> _The task_:
Repeat the material verbatim. Images are excluded from the copy.

━━━━━ Information shown

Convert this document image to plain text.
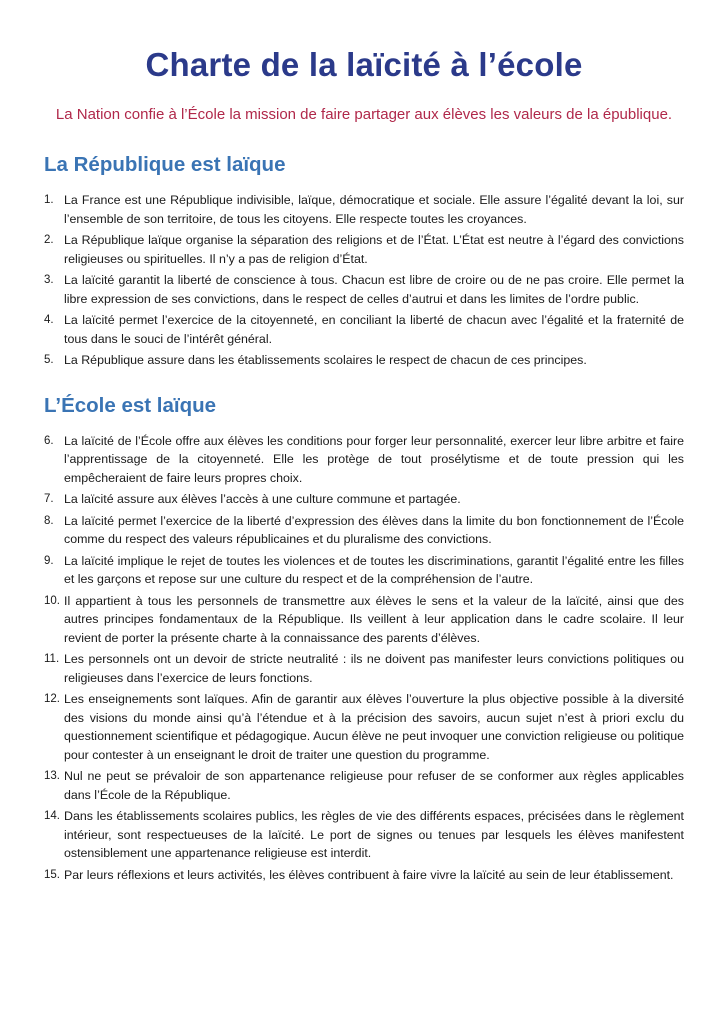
Charte de la laïcité à l’école

La Nation confie à l’École la mission de faire partager aux élèves les valeurs de la épublique.

La République est laïque
1. La France est une République indivisible, laïque, démocratique et sociale. Elle assure l’égalité devant la loi, sur l’ensemble de son territoire, de tous les citoyens. Elle respecte toutes les croyances.
2. La République laïque organise la séparation des religions et de l’État. L’État est neutre à l’égard des convictions religieuses ou spirituelles. Il n’y a pas de religion d’État.
3. La laïcité garantit la liberté de conscience à tous. Chacun est libre de croire ou de ne pas croire. Elle permet la libre expression de ses convictions, dans le respect de celles d’autrui et dans les limites de l’ordre public.
4. La laïcité permet l’exercice de la citoyenneté, en conciliant la liberté de chacun avec l’égalité et la fraternité de tous dans le souci de l’intérêt général.
5. La République assure dans les établissements scolaires le respect de chacun de ces principes.
L’École est laïque
6. La laïcité de l’École offre aux élèves les conditions pour forger leur personnalité, exercer leur libre arbitre et faire l’apprentissage de la citoyenneté. Elle les protège de tout prosélytisme et de toute pression qui les empêcheraient de faire leurs propres choix.
7. La laïcité assure aux élèves l’accès à une culture commune et partagée.
8. La laïcité permet l’exercice de la liberté d’expression des élèves dans la limite du bon fonctionnement de l’École comme du respect des valeurs républicaines et du pluralisme des convictions.
9. La laïcité implique le rejet de toutes les violences et de toutes les discriminations, garantit l’égalité entre les filles et les garçons et repose sur une culture du respect et de la compréhension de l’autre.
10. Il appartient à tous les personnels de transmettre aux élèves le sens et la valeur de la laïcité, ainsi que des autres principes fondamentaux de la République. Ils veillent à leur application dans le cadre scolaire. Il leur revient de porter la présente charte à la connaissance des parents d’élèves.
11. Les personnels ont un devoir de stricte neutralité : ils ne doivent pas manifester leurs convictions politiques ou religieuses dans l’exercice de leurs fonctions.
12. Les enseignements sont laïques. Afin de garantir aux élèves l’ouverture la plus objective possible à la diversité des visions du monde ainsi qu’à l’étendue et à la précision des savoirs, aucun sujet n’est à priori exclu du questionnement scientifique et pédagogique. Aucun élève ne peut invoquer une conviction religieuse ou politique pour contester à un enseignant le droit de traiter une question du programme.
13. Nul ne peut se prévaloir de son appartenance religieuse pour refuser de se conformer aux règles applicables dans l’École de la République.
14. Dans les établissements scolaires publics, les règles de vie des différents espaces, précisées dans le règlement intérieur, sont respectueuses de la laïcité. Le port de signes ou tenues par lesquels les élèves manifestent ostensiblement une appartenance religieuse est interdit.
15. Par leurs réflexions et leurs activités, les élèves contribuent à faire vivre la laïcité au sein de leur établissement.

━━━━━━━━━━

> _Exercise answer_:
Convert this document image to plain text.
Charte de la laïcité à l’école

La Nation confie à l’École la mission de faire partager aux élèves les valeurs de la épublique.

La République est laïque
1. La France est une République indivisible, laïque, démocratique et sociale. Elle assure l’égalité devant la loi, sur l’ensemble de son territoire, de tous les citoyens. Elle respecte toutes les croyances.
2. La République laïque organise la séparation des religions et de l’État. L’État est neutre à l’égard des convictions religieuses ou spirituelles. Il n’y a pas de religion d’État.
3. La laïcité garantit la liberté de conscience à tous. Chacun est libre de croire ou de ne pas croire. Elle permet la libre expression de ses convictions, dans le respect de celles d’autrui et dans les limites de l’ordre public.
4. La laïcité permet l’exercice de la citoyenneté, en conciliant la liberté de chacun avec l’égalité et la fraternité de tous dans le souci de l’intérêt général.
5. La République assure dans les établissements scolaires le respect de chacun de ces principes.
L’École est laïque
6. La laïcité de l’École offre aux élèves les conditions pour forger leur personnalité, exercer leur libre arbitre et faire l’apprentissage de la citoyenneté. Elle les protège de tout prosélytisme et de toute pression qui les empêcheraient de faire leurs propres choix.
7. La laïcité assure aux élèves l’accès à une culture commune et partagée.
8. La laïcité permet l’exercice de la liberté d’expression des élèves dans la limite du bon fonctionnement de l’École comme du respect des valeurs républicaines et du pluralisme des convictions.
9. La laïcité implique le rejet de toutes les violences et de toutes les discriminations, garantit l’égalité entre les filles et les garçons et repose sur une culture du respect et de la compréhension de l’autre.
10. Il appartient à tous les personnels de transmettre aux élèves le sens et la valeur de la laïcité, ainsi que des autres principes fondamentaux de la République. Ils veillent à leur application dans le cadre scolaire. Il leur revient de porter la présente charte à la connaissance des parents d’élèves.
11. Les personnels ont un devoir de stricte neutralité : ils ne doivent pas manifester leurs convictions politiques ou religieuses dans l’exercice de leurs fonctions.
12. Les enseignements sont laïques. Afin de garantir aux élèves l’ouverture la plus objective possible à la diversité des visions du monde ainsi qu’à l’étendue et à la précision des savoirs, aucun sujet n’est à priori exclu du questionnement scientifique et pédagogique. Aucun élève ne peut invoquer une conviction religieuse ou politique pour contester à un enseignant le droit de traiter une question du programme.
13. Nul ne peut se prévaloir de son appartenance religieuse pour refuser de se conformer aux règles applicables dans l’École de la République.
14. Dans les établissements scolaires publics, les règles de vie des différents espaces, précisées dans le règlement intérieur, sont respectueuses de la laïcité. Le port de signes ou tenues par lesquels les élèves manifestent ostensiblement une appartenance religieuse est interdit.
15. Par leurs réflexions et leurs activités, les élèves contribuent à faire vivre la laïcité au sein de leur établissement.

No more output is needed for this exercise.